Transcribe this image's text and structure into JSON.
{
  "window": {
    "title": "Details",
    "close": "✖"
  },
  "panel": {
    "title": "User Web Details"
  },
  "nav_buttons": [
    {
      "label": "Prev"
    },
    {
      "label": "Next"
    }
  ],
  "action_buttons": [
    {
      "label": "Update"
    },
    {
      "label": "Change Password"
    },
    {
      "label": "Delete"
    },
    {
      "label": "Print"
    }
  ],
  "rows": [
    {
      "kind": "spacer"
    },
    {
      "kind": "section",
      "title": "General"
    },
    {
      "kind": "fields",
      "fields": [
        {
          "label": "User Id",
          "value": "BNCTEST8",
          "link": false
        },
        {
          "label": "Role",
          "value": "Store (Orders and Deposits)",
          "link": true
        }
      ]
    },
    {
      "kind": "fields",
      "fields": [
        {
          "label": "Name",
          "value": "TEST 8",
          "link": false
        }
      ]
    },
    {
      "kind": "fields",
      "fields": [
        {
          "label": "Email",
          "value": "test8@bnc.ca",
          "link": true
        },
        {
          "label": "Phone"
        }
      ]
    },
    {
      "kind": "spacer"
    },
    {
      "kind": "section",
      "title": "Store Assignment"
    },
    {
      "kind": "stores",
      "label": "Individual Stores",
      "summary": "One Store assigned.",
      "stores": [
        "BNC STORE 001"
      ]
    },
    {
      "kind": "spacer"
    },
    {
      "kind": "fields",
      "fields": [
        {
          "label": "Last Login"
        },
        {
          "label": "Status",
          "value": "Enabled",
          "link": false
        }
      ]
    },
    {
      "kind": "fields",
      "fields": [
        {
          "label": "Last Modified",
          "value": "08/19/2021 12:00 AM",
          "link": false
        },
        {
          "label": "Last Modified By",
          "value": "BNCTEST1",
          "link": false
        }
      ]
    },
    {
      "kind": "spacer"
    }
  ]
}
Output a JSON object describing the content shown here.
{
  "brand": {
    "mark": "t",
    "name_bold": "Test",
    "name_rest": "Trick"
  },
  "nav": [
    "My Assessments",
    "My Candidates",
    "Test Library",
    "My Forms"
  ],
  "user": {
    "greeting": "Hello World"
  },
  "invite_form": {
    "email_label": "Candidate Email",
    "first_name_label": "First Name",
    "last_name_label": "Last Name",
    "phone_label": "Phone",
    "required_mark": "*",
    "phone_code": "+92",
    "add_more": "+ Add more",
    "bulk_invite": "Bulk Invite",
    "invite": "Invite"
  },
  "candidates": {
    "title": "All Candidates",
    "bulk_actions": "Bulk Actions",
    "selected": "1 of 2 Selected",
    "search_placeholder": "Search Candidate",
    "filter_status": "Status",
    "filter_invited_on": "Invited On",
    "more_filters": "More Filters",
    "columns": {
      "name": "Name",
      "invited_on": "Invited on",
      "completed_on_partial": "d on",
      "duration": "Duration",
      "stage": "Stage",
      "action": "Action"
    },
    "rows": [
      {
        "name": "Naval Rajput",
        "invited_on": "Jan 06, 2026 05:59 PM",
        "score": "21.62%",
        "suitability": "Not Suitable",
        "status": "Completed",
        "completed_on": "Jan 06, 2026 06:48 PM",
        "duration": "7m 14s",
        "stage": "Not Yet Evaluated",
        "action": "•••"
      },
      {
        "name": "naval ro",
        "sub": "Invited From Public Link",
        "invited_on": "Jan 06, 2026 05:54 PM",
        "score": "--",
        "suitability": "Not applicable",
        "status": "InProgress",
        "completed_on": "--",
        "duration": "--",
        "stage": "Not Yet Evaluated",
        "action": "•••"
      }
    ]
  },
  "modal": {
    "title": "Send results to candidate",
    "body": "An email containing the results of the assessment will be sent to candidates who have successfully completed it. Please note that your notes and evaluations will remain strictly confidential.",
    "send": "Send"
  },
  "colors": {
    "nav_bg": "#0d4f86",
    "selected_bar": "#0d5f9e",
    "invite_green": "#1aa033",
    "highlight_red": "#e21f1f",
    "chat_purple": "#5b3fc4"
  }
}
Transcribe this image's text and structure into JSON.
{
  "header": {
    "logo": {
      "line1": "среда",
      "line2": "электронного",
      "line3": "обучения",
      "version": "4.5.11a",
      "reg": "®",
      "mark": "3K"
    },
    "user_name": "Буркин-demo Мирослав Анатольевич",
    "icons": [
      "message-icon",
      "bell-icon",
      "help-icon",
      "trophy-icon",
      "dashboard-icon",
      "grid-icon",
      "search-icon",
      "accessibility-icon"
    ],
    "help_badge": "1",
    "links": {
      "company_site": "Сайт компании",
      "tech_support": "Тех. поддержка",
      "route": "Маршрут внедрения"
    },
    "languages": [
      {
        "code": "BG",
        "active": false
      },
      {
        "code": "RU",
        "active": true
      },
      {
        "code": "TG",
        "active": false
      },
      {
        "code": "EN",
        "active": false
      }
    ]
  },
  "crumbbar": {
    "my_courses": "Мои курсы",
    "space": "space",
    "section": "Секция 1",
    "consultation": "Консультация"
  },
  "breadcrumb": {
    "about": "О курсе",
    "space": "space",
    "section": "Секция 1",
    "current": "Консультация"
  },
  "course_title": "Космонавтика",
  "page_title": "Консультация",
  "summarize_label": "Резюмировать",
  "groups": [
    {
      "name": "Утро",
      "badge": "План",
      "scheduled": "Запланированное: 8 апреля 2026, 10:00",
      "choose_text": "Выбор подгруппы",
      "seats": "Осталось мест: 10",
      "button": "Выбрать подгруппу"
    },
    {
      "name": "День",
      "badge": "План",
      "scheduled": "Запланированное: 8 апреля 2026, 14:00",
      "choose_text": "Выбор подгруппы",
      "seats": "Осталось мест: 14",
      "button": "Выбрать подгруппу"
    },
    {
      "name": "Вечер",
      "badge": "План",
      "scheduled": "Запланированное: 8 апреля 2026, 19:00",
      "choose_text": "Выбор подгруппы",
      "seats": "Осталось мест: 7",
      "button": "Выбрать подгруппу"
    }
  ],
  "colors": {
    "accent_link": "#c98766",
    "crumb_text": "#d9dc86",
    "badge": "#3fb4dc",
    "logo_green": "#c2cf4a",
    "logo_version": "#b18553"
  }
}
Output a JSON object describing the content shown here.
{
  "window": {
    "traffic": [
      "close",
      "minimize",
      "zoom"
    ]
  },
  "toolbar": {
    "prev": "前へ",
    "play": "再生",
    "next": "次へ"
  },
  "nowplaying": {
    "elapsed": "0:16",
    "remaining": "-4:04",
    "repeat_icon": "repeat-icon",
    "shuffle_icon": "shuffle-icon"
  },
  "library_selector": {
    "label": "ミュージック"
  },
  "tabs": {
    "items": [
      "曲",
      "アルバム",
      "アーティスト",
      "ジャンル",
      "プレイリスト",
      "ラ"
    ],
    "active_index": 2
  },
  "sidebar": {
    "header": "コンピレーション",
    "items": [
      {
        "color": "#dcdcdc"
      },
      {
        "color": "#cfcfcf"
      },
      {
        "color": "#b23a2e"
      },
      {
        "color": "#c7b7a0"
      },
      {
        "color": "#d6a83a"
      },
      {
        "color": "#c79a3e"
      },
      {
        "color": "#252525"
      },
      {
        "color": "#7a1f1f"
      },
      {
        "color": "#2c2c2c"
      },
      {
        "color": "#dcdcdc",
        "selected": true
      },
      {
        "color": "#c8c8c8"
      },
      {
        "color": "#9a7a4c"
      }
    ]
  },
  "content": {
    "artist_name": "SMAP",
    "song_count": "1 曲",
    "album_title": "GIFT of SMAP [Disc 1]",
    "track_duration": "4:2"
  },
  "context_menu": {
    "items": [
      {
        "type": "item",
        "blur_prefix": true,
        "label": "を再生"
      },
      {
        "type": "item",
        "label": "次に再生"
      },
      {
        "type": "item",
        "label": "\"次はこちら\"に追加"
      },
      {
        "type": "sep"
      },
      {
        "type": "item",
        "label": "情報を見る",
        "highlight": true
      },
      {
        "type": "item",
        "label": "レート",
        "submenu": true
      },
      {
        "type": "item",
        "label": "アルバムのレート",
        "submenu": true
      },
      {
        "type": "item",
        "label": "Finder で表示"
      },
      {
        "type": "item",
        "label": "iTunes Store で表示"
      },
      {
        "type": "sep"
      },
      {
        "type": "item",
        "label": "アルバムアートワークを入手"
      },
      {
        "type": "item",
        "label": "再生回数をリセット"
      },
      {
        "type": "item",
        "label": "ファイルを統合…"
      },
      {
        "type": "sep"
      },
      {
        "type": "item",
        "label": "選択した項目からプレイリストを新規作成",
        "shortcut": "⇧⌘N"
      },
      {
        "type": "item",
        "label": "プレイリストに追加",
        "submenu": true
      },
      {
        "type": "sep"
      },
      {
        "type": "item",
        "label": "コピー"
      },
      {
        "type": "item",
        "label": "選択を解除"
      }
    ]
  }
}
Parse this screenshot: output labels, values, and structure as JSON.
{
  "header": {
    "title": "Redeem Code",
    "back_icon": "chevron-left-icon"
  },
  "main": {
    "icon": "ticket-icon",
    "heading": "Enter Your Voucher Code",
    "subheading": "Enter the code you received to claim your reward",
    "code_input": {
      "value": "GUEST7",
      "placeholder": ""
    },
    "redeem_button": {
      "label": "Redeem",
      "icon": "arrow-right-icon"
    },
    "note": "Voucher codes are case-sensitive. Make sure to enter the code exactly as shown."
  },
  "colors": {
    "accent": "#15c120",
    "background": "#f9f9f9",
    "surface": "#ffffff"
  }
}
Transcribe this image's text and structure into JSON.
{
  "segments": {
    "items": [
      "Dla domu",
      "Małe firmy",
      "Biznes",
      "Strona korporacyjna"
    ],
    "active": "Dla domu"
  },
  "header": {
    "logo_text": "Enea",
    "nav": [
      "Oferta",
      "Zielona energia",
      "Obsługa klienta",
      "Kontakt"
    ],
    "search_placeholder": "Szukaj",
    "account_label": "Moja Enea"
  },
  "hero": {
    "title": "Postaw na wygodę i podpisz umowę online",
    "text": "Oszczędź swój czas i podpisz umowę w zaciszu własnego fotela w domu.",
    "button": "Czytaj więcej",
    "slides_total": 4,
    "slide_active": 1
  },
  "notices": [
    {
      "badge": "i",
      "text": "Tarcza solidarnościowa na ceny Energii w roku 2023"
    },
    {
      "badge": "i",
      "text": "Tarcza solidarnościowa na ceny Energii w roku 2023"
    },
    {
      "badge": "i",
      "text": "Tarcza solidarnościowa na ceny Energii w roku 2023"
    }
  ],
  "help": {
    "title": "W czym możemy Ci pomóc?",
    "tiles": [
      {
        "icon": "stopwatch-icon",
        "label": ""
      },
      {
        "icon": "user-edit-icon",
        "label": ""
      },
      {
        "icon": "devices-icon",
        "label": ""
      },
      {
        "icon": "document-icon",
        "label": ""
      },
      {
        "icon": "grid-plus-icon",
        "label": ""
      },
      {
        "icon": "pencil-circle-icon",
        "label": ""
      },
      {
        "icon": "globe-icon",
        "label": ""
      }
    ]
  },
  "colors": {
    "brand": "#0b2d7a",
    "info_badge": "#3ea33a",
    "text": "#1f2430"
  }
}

+---+

Requirements -> Considering only the records above, state the number of lines that include the word "апреля", with nothing added.

Answer in full -> 3